The movie cuts between these different stories across its very considerable running time. Oh, but if only this film was as straightforward as that makes it sound! In addition to the simple narrative links between the different plots – one character appears in two of them, Whishaw’s character reads a book about Sturgess, Doona Bae watches a movie adaptation of Jim Broadbent’s experiences, and so on – there are all sorts of other odd things happening. The main characters of all the stories share the same suggestive birthmark, and one character appears to have prophetic dreams concerning one of the later stories.

Most obviously, however, the film is mainly held together by the fact that the same actors appear in different roles in the different stories. So in addition to the tribesman, Tom Hanks plays the murderous doctor in 1849, a nuclear physicist in 1972, and so on. Just to give you an idea of the sheer scope and bounding absurdity of Cloud Atlas, in this film Hugh Grant – Hugh Grant! – plays a slave trader, a hotel manager, the nuclear plant boss, Jim Broadbent’s dodgy brother, a Korean restaurant manager – not the manager of a Korean restaurant, but a Korean man who manages an eating-spot – and a cannibal warlord.

I have to confess that, after a while, each appearance by one of the ensemble cast in a new guise was greeted with hoots of laughter at the screening I attended. This comparison-wrangling idea seems to have caught on, with the Wachowskis describing this movie as ‘Moby Dick meets 2001: A Space Odyssey but one British critic riposting with ‘Little Britain meets Blake’s 7′ (if I’d taken my own Comparison Wrangler to this movie I suspect his head would have exploded). I must confess that I tend more towards the latter view, with the important provisos that I actually like Blake’s 7, and that some of the more outrageous dressing-up seems to be intentionally played for laughs.

I mean, I can’t imagine any meeting by sane and intelligent movie creatives where they sat around and said ‘Okay, we’ve got this character of a middle-aged English nurse, a real battleaxe of a woman, who shall we get to play her?’ and the choice of – wait for it – Hugo Weaving could possibly be intended seriously. The same probably goes for Ben Whishaw’s appearance as Hugh Grant’s wife. Even so, I honestly have no idea what to make of Tom Hanks’ brief turn as a thuggish, shaven-headed  author, where he employs an accent that honestly defies description – is it meant to be Cockney? Irish? Pakistani? I truly had no idea.

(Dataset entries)
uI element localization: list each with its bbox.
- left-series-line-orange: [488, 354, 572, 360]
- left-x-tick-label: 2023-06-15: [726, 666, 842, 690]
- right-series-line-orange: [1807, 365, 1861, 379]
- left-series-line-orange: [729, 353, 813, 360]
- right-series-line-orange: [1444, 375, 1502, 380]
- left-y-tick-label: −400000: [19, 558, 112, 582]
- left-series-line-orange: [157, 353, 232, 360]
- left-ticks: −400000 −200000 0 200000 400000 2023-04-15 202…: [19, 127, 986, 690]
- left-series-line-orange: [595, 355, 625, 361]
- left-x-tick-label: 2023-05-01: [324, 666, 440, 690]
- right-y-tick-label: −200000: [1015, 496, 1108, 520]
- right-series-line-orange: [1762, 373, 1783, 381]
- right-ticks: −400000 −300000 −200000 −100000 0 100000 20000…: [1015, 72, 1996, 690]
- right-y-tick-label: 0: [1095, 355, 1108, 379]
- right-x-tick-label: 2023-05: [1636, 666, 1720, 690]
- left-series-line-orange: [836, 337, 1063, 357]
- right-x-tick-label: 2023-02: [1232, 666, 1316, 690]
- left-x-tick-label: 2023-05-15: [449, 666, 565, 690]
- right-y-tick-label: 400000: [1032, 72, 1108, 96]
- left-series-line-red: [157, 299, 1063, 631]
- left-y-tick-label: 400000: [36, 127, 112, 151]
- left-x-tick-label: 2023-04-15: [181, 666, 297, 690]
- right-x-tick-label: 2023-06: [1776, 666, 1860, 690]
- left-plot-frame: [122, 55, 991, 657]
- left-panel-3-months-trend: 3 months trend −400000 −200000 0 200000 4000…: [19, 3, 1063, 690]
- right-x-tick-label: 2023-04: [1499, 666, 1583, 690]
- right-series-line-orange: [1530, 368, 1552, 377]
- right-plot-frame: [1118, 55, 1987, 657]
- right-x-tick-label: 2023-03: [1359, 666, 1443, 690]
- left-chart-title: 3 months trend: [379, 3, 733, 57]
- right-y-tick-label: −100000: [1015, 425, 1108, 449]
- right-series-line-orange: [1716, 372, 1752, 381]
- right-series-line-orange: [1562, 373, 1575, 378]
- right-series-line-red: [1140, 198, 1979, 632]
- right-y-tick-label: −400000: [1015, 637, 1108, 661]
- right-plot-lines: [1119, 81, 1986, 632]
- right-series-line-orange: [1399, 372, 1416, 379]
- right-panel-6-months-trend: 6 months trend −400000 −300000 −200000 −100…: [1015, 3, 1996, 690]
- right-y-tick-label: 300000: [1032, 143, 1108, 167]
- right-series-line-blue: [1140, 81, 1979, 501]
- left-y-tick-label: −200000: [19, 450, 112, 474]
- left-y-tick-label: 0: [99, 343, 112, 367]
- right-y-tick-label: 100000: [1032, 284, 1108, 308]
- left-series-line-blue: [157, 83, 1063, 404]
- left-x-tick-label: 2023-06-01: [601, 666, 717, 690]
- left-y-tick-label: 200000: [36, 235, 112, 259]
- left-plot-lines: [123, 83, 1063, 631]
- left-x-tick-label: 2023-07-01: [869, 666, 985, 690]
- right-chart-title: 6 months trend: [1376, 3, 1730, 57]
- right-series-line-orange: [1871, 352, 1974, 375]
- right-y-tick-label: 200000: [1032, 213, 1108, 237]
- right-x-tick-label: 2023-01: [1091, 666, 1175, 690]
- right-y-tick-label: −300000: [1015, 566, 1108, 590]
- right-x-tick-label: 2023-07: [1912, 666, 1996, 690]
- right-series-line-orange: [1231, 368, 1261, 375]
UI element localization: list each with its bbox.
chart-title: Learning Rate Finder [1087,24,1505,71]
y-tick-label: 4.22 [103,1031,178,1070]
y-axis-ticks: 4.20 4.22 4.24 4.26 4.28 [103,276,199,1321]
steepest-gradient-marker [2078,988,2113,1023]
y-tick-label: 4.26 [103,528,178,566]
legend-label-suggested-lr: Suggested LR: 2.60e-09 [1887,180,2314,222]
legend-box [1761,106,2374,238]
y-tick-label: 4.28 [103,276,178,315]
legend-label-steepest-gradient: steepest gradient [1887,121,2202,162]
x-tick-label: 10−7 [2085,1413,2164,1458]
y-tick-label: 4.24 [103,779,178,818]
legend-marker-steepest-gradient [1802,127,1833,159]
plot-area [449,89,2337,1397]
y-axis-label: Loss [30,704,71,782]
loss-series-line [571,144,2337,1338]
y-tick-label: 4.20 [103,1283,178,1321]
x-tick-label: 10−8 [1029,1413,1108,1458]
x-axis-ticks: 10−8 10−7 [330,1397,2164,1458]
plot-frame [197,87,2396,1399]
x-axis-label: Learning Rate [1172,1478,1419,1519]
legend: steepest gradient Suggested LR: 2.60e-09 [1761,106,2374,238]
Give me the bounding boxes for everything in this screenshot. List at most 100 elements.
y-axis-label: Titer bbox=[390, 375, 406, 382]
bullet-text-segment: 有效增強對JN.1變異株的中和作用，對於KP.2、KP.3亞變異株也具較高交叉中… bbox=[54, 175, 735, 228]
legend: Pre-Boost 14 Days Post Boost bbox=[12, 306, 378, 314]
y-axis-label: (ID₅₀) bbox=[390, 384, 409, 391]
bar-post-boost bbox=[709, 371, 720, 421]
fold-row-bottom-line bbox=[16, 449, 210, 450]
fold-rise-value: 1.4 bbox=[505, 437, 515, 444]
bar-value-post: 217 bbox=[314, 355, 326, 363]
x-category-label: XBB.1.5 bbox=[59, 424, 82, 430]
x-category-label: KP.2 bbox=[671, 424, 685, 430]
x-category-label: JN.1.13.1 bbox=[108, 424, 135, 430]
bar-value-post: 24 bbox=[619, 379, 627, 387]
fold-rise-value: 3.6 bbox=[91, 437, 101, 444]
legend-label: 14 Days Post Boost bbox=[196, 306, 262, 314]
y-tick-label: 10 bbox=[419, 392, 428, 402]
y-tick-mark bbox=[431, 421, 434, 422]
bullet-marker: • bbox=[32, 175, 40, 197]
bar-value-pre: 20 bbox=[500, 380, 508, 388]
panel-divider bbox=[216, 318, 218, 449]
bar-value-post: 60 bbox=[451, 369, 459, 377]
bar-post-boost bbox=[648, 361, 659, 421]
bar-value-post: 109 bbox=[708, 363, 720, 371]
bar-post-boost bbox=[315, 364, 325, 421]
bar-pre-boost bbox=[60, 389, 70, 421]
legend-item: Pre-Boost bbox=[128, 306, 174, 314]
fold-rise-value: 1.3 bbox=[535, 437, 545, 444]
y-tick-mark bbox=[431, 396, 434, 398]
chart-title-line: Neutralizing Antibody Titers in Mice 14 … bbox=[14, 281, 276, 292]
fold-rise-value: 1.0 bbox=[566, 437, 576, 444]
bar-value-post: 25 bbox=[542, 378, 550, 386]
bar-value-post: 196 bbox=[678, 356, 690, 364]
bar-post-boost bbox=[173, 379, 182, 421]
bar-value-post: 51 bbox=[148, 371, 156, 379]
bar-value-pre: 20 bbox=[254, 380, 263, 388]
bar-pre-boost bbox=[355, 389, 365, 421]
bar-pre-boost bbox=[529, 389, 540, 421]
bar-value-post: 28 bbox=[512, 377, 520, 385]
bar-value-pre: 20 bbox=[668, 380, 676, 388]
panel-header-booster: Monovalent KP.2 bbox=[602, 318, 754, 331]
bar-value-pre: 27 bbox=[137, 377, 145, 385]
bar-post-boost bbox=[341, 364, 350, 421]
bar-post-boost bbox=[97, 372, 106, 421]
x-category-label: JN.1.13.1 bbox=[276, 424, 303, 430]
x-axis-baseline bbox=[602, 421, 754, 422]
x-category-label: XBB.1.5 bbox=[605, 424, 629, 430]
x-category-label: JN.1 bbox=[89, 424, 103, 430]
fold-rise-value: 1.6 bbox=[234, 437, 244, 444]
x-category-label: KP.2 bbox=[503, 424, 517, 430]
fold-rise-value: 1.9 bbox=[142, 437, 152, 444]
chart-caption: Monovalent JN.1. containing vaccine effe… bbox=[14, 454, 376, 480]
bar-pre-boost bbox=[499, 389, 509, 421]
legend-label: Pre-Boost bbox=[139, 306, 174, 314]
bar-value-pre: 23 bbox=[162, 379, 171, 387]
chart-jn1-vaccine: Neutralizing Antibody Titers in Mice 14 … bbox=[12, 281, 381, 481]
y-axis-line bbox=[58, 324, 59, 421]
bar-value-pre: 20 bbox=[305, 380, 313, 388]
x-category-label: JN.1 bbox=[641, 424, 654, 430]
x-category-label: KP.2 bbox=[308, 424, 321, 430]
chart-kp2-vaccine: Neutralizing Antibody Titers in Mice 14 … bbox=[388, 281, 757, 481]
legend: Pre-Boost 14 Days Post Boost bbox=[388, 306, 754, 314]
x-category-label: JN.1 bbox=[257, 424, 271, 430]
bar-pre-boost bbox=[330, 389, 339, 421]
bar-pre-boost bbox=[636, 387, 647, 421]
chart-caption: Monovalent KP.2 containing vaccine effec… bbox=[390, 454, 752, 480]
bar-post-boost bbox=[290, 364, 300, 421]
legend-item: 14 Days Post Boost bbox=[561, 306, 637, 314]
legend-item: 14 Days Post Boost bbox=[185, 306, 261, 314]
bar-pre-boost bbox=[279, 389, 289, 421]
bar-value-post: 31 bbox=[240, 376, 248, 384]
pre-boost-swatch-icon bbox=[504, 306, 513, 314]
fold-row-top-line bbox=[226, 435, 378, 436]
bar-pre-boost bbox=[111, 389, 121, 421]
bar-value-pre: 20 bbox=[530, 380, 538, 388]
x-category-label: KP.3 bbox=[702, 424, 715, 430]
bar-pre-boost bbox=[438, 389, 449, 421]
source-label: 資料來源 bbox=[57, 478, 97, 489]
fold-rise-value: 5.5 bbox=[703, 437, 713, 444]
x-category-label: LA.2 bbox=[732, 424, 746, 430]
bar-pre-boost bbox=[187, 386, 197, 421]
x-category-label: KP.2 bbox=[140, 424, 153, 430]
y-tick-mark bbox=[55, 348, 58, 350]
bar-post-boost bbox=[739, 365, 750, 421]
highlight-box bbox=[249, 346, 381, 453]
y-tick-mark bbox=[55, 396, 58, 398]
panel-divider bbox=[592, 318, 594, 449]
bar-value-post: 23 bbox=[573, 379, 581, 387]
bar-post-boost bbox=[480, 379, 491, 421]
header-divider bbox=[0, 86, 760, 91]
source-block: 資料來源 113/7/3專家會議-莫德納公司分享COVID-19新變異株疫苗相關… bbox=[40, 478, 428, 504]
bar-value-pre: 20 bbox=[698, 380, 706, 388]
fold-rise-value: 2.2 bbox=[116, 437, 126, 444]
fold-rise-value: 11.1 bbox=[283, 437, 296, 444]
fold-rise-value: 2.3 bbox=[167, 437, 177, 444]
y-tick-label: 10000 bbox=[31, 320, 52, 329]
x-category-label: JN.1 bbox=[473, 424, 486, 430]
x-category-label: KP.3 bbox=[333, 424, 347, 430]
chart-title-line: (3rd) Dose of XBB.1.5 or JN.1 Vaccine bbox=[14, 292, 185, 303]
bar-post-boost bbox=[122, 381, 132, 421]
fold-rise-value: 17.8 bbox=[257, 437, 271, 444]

*TASK INSTRUCTIONS*
List every role the Cloud Atlas review says Hugh Grant plays in the film. You don't need the rows for this.

*EXERCISE RESULT*
- A slave trader
- A hotel manager
- The nuclear plant boss
- Jim Broadbent's dodgy brother
- A Korean restaurant manager (a Korean man who manages an eating-spot)
- A cannibal warlord